--- LISTED RECORDS ---
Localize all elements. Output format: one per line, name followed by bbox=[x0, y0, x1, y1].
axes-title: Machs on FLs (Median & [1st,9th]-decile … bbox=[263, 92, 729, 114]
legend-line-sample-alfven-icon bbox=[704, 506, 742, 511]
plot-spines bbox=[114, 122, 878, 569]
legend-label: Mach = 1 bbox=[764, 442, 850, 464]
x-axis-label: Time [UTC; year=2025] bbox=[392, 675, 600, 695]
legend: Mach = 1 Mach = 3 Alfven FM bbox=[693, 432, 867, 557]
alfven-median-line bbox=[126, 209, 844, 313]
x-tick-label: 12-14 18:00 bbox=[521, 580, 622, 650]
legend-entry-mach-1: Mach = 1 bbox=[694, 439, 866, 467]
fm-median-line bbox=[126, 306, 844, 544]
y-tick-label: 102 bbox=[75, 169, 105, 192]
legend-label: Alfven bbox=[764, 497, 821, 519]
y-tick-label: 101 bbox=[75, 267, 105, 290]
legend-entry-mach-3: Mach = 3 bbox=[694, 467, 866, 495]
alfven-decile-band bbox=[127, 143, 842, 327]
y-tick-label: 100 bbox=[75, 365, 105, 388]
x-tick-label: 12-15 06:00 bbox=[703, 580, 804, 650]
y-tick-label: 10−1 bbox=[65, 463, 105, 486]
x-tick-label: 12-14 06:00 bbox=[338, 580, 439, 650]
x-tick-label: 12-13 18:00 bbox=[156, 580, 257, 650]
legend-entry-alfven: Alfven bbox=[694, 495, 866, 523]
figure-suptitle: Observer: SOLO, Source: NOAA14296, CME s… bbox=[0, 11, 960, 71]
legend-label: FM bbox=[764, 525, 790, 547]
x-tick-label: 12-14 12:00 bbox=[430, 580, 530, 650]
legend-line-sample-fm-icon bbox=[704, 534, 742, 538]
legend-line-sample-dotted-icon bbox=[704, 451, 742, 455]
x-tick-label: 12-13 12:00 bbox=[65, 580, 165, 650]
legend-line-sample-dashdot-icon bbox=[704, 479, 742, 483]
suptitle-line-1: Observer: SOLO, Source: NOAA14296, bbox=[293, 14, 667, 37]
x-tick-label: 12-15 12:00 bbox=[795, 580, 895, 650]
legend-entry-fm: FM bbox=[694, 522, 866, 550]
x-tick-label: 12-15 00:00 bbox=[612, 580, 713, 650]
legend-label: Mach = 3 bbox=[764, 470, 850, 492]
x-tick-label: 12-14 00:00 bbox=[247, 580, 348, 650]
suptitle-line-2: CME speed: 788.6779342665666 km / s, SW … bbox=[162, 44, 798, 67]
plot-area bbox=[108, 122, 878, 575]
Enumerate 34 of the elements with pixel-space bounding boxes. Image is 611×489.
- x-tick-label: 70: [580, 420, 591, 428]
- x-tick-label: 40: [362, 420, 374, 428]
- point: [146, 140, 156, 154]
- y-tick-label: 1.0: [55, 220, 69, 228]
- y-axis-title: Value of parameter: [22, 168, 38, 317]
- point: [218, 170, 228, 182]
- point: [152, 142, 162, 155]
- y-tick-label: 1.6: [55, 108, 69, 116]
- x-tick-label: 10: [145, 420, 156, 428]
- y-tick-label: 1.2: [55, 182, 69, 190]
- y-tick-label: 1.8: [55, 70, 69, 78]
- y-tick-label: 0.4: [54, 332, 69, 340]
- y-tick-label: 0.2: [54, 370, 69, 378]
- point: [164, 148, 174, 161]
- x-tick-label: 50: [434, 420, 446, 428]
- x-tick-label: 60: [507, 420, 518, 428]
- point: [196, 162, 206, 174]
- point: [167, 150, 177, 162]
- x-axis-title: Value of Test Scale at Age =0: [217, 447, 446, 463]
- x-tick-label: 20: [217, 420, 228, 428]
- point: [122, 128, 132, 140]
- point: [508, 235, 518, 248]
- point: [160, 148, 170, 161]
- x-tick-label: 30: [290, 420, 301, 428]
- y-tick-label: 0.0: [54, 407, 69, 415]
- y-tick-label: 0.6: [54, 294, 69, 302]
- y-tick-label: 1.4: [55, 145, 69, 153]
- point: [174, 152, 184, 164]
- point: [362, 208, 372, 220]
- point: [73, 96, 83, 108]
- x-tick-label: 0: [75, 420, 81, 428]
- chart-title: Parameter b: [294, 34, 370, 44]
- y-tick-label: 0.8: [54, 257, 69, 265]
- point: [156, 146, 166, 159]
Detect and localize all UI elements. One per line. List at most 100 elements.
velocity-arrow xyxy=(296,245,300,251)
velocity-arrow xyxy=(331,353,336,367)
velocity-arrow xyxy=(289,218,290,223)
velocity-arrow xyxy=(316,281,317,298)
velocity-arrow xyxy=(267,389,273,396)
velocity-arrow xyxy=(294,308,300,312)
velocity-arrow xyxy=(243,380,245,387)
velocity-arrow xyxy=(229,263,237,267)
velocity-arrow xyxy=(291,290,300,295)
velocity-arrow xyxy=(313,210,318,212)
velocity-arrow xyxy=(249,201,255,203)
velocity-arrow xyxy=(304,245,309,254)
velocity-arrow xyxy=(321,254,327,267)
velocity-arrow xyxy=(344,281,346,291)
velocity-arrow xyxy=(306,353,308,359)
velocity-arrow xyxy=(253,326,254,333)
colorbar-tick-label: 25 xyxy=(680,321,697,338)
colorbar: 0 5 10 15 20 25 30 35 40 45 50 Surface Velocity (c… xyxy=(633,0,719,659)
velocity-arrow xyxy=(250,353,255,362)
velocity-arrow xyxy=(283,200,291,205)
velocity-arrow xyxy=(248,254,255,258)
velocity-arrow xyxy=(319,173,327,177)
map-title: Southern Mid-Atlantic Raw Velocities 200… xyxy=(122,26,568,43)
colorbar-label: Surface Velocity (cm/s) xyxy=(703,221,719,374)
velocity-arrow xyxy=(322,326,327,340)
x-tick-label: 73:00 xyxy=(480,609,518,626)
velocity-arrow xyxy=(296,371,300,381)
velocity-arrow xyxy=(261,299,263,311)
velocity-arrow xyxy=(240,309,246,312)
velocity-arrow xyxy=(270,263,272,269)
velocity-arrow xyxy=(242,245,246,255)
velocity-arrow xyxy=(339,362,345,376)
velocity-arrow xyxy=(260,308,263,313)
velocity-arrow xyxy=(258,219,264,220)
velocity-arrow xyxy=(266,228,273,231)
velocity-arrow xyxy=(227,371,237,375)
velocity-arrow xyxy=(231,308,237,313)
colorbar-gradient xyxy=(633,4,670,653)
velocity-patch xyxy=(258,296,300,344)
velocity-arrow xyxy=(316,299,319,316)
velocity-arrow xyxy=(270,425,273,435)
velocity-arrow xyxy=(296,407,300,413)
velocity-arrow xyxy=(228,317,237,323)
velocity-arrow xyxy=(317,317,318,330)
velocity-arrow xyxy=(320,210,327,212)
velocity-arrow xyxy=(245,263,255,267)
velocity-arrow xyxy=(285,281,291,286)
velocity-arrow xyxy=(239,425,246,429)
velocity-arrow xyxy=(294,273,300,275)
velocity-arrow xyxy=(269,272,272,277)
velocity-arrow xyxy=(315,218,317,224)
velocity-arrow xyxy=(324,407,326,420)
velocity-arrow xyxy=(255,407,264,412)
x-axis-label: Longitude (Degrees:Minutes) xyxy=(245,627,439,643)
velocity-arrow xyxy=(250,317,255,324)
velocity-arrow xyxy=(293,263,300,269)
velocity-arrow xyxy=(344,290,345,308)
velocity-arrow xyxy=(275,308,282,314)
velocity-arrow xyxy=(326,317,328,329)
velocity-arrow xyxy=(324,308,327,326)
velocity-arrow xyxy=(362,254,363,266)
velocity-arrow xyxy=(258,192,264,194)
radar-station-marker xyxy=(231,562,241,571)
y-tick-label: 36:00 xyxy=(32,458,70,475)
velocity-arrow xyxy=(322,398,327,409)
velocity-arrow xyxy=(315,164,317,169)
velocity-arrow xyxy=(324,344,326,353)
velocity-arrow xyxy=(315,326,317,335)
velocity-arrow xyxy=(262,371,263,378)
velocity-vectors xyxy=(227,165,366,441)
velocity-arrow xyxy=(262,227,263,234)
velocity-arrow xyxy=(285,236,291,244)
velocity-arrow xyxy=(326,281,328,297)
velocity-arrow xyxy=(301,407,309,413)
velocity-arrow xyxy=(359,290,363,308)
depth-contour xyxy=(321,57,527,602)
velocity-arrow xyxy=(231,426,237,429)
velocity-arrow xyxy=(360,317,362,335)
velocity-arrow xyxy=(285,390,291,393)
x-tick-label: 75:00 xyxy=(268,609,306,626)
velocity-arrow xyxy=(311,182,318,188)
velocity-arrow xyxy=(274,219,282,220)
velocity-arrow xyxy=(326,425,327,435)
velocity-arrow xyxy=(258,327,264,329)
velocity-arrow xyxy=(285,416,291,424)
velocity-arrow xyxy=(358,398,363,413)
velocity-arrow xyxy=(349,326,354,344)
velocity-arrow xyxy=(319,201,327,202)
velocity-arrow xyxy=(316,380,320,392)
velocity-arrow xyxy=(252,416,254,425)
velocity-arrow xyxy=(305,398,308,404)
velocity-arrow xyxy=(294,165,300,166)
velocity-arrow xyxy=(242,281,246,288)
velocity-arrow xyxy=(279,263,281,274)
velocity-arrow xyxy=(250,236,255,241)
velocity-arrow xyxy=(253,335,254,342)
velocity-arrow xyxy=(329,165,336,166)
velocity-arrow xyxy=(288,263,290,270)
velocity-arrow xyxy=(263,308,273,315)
---
INSTRUCTION:
Take the data from its first line down through the line containing "legend-line-sample-alfven-icon bbox=[704, 506, 742, 511]", and substitute "Locate" for "Localize" while keeping everything else unchanged. Return only that stretch of lines.

TASK ANSWER:
Locate all elements. Output format: one per line, name followed by bbox=[x0, y0, x1, y1].
axes-title: Machs on FLs (Median & [1st,9th]-decile … bbox=[263, 92, 729, 114]
legend-line-sample-alfven-icon bbox=[704, 506, 742, 511]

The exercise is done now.